#### Source:
As I now live in beautiful Snowdonia, in North Wales, I always feel a bit sad that conventional wisdom states that no one wants to read stories set in Wales. So I’m delighted that my alter ego, Heather Pardoe, currently has a historical serial set in Llandudno, just up the coast from me, and famous for its connection with Lewis Carroll and Alice in Wonderland.
‘Together We Stand’, currently being serialised in ‘The People’s Friend’, the longest running weekly women’s magazine, is a serial that I (or rather Heather) had great fun writing, with a suffrage ladies’ tearoom, an intriguing inheritance and a touch of low-down skullduggery reaching back to the Crimean War.
It’s funny where your ideas come from as a writer. I’d been toying with the idea of the picture wagon (an early mobile photographic studio that has been used by one of the first war journalist in the Crimean war) on and off for years. When I trained as a photographer in London, it was (I have to confess) before the days of digital, when we used studio cameras that had changed very little from 1904, when the serial is set, and it was darkrooms and chemicals and never being quite sure what you had taken until the print began to develop in front of your eyes.

#### Problems to work on:
a) Answer these questions from the passage about the Llandudno serial.
(i) In which town is the historical serial set?
(ii) Which magazine is serializing it?
(iii) In what year is the serial set?
b) Reproduce everything in the passage about the Llandudno serial from "As I now live" down to "the Crimean War.".

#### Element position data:
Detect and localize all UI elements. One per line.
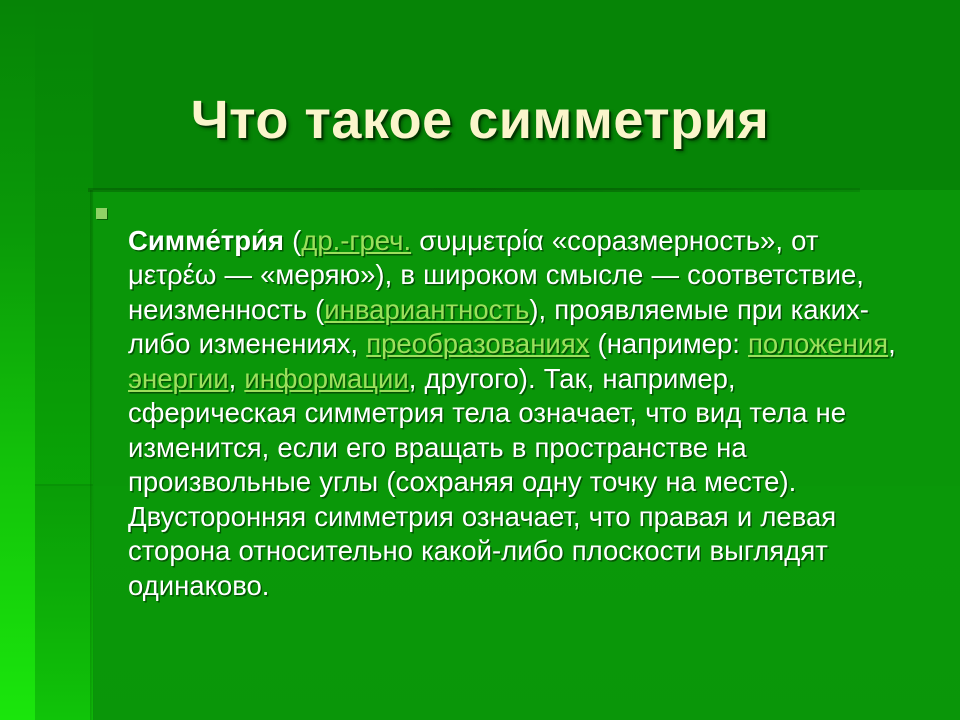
background-accent-strip-left [0, 0, 35, 720]
body-term: Симме́три́я [128, 225, 284, 256]
square-bullet-icon [96, 208, 107, 219]
body-link[interactable]: энергии [128, 363, 229, 394]
body-link[interactable]: положения [748, 328, 888, 359]
bullet-list-item: Симме́три́я (др.-греч. συμμετρία «соразм… [96, 196, 904, 631]
bullet-item-text: Симме́три́я (др.-греч. συμμετρία «соразм… [128, 224, 904, 604]
slide-body: Симме́три́я (др.-греч. συμμετρία «соразм… [96, 196, 904, 631]
content-panel-top-edge [88, 188, 860, 192]
body-text-run: , другого). Так, например, сферическая с… [128, 363, 846, 601]
body-link[interactable]: преобразованиях [366, 328, 589, 359]
body-link[interactable]: информации [244, 363, 408, 394]
body-text-run: , [229, 363, 245, 394]
body-text-run: ( [284, 225, 301, 256]
body-link[interactable]: инвариантность [324, 294, 529, 325]
presentation-slide: Что такое симметрия Симме́три́я (др.-гре… [0, 0, 960, 720]
content-panel-left-shadow [90, 190, 94, 720]
body-link[interactable]: др.-греч. [301, 225, 411, 256]
slide-title: Что такое симметрия [48, 92, 912, 149]
background-accent-block-lower [35, 486, 93, 720]
body-text-run: , [888, 328, 896, 359]
body-text-run: (например: [589, 328, 748, 359]
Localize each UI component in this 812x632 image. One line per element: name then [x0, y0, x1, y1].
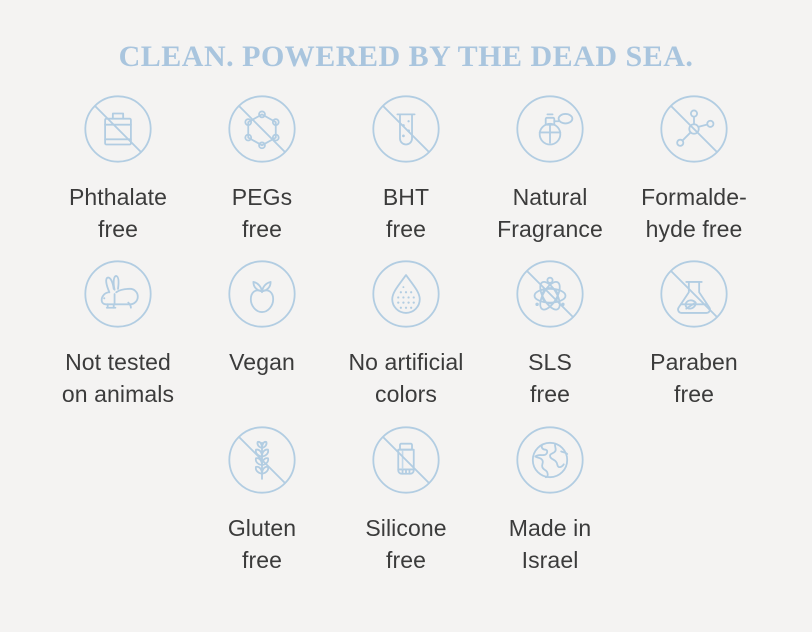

#### Full solutions:
a)
(i) Llandudno
(ii) 'The People's Friend'
(iii) 1904

b)
As I now live in beautiful Snowdonia, in North Wales, I always feel a bit sad that conventional wisdom states that no one wants to read stories set in Wales. So I’m delighted that my alter ego, Heather Pardoe, currently has a historical serial set in Llandudno, just up the coast from me, and famous for its connection with Lewis Carroll and Alice in Wonderland.
‘Together We Stand’, currently being serialised in ‘The People’s Friend’, the longest running weekly women’s magazine, is a serial that I (or rather Heather) had great fun writing, with a suffrage ladies’ tearoom, an intriguing inheritance and a touch of low-down skullduggery reaching back to the Crimean War.